Figure record extracts ::
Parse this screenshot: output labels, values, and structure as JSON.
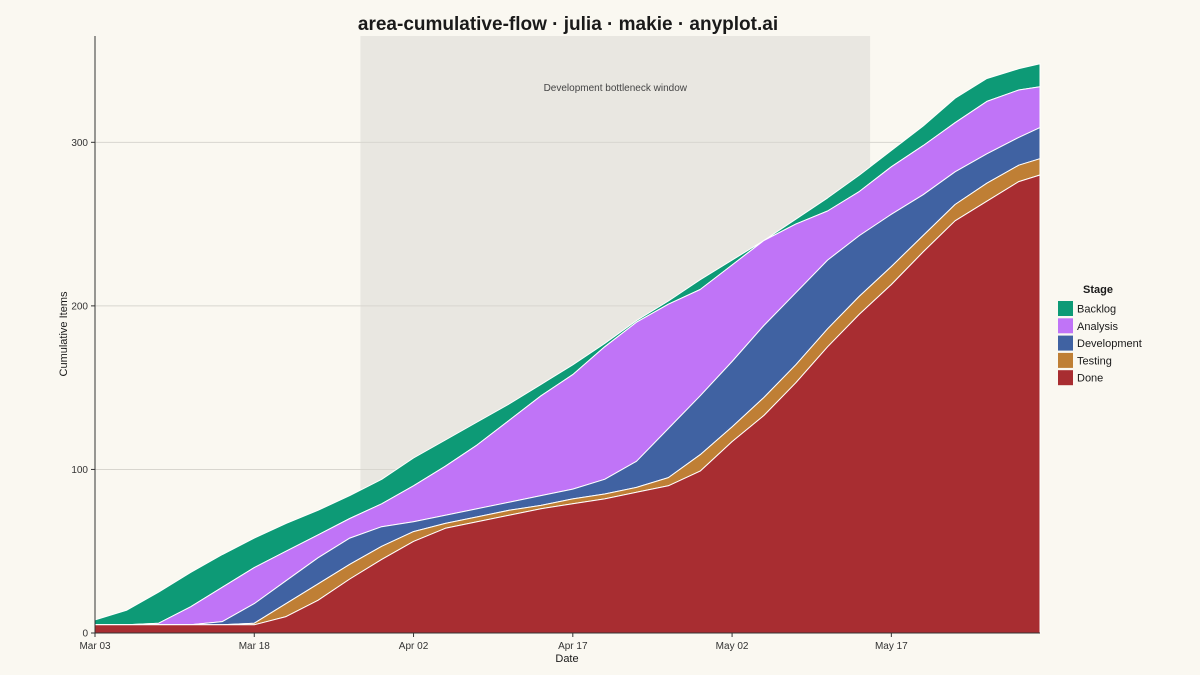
{
  "chart_data": {
    "type": "area",
    "stacked": true,
    "title": "area-cumulative-flow · julia · makie · anyplot.ai",
    "xlabel": "Date",
    "ylabel": "Cumulative Items",
    "ylim": [
      0,
      365
    ],
    "y_ticks": [
      0,
      100,
      200,
      300
    ],
    "x_ticks": [
      "Mar 03",
      "Mar 18",
      "Apr 02",
      "Apr 17",
      "May 02",
      "May 17"
    ],
    "x_tick_days": [
      0,
      15,
      30,
      45,
      60,
      75
    ],
    "x_days": [
      0,
      3,
      6,
      9,
      12,
      15,
      18,
      21,
      24,
      27,
      30,
      33,
      36,
      39,
      42,
      45,
      48,
      51,
      54,
      57,
      60,
      63,
      66,
      69,
      72,
      75,
      78,
      81,
      84,
      87,
      89
    ],
    "grid": true,
    "legend": {
      "title": "Stage",
      "position": "right"
    },
    "annotation": {
      "text": "Development bottleneck window",
      "x_start_day": 25,
      "x_end_day": 73
    },
    "series": [
      {
        "name": "Done",
        "color": "#A82D31",
        "values": [
          5,
          5,
          5,
          5,
          5,
          5,
          10,
          20,
          33,
          45,
          56,
          64,
          68,
          72,
          76,
          79,
          82,
          86,
          90,
          99,
          117,
          133,
          153,
          175,
          195,
          213,
          233,
          252,
          264,
          276,
          280
        ]
      },
      {
        "name": "Testing",
        "color": "#BF7F35",
        "values": [
          5,
          5,
          5,
          5,
          5,
          6,
          18,
          30,
          42,
          53,
          62,
          67,
          71,
          75,
          78,
          82,
          85,
          89,
          95,
          109,
          126,
          144,
          164,
          186,
          206,
          224,
          243,
          262,
          275,
          286,
          290
        ]
      },
      {
        "name": "Development",
        "color": "#4062A2",
        "values": [
          5,
          5,
          5,
          5,
          7,
          18,
          32,
          46,
          58,
          65,
          68,
          72,
          76,
          80,
          84,
          88,
          94,
          105,
          125,
          145,
          166,
          188,
          208,
          228,
          243,
          256,
          268,
          282,
          293,
          303,
          309
        ]
      },
      {
        "name": "Analysis",
        "color": "#C074F7",
        "values": [
          5,
          5,
          6,
          16,
          28,
          40,
          50,
          60,
          70,
          79,
          90,
          102,
          115,
          130,
          145,
          158,
          175,
          190,
          201,
          210,
          225,
          240,
          250,
          258,
          270,
          285,
          298,
          312,
          325,
          332,
          334
        ]
      },
      {
        "name": "Backlog",
        "color": "#0D9A76",
        "values": [
          8,
          14,
          25,
          37,
          48,
          58,
          67,
          75,
          84,
          94,
          107,
          118,
          129,
          140,
          152,
          164,
          177,
          191,
          203,
          216,
          228,
          240,
          253,
          266,
          280,
          295,
          310,
          327,
          339,
          345,
          348
        ]
      }
    ]
  }
}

REQUIRED TASK ::
Copy each line of the data above that holds "area".

FINISHED ANSWER ::
    "type": "area",
    "title": "area-cumulative-flow · julia · makie · anyplot.ai",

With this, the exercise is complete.